START Stored rows

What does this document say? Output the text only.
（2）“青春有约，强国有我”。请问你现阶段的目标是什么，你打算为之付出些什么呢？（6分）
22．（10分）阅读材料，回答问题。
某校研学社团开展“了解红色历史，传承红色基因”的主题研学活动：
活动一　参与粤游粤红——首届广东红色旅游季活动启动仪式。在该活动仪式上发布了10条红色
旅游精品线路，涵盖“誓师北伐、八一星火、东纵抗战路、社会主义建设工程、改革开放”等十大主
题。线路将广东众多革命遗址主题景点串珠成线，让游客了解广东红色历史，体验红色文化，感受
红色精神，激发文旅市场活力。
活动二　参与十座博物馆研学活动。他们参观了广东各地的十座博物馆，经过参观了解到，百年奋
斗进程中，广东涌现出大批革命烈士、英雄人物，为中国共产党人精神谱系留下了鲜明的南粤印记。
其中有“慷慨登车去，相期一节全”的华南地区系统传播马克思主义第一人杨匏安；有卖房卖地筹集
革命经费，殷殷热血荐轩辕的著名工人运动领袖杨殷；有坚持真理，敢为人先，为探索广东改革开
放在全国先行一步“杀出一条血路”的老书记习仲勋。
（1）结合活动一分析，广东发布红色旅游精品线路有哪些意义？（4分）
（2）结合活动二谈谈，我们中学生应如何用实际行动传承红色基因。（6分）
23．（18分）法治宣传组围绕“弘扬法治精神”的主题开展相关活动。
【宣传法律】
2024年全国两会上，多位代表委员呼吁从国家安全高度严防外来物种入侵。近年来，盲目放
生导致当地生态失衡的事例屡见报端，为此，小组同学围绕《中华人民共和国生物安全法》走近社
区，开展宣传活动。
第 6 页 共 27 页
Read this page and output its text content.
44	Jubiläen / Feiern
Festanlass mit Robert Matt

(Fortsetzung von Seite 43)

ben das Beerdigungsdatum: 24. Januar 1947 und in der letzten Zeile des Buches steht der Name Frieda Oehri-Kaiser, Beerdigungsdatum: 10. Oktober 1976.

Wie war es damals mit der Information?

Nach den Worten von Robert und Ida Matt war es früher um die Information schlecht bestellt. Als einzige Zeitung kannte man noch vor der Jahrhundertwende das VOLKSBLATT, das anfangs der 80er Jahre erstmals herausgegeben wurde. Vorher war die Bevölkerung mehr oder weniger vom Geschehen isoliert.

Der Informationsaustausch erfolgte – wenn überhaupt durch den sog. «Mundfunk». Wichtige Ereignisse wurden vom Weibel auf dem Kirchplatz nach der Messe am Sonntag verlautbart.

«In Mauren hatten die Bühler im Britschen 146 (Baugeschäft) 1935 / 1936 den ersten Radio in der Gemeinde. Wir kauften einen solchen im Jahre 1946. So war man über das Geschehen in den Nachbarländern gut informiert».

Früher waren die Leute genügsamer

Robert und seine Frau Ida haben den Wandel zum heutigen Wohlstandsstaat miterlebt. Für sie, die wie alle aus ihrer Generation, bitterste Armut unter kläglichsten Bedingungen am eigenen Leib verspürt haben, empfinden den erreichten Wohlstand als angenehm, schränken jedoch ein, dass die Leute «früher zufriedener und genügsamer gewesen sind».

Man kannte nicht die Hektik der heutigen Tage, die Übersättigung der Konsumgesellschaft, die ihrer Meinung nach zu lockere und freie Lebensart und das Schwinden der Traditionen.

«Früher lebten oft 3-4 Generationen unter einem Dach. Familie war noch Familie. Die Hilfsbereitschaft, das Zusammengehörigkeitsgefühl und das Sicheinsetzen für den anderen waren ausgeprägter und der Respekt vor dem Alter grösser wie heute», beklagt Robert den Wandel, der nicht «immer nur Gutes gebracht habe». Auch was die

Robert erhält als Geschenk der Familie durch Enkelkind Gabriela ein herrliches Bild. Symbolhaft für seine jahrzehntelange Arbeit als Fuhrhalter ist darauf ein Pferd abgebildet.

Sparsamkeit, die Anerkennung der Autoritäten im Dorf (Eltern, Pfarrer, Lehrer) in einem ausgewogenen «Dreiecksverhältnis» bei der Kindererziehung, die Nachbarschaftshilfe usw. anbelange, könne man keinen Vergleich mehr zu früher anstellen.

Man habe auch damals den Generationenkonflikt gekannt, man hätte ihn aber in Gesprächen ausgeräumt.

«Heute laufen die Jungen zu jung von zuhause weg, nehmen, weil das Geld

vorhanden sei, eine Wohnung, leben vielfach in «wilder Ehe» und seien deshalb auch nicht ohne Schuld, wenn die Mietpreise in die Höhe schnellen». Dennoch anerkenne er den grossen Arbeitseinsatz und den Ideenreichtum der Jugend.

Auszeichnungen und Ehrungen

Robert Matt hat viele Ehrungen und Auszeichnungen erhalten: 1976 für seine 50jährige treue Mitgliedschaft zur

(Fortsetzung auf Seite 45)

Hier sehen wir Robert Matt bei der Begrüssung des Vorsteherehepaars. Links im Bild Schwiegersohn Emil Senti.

END Stored rows

Do this: Count the lines in the records above that hold the word "Seite", and give only that number.

Task result: 2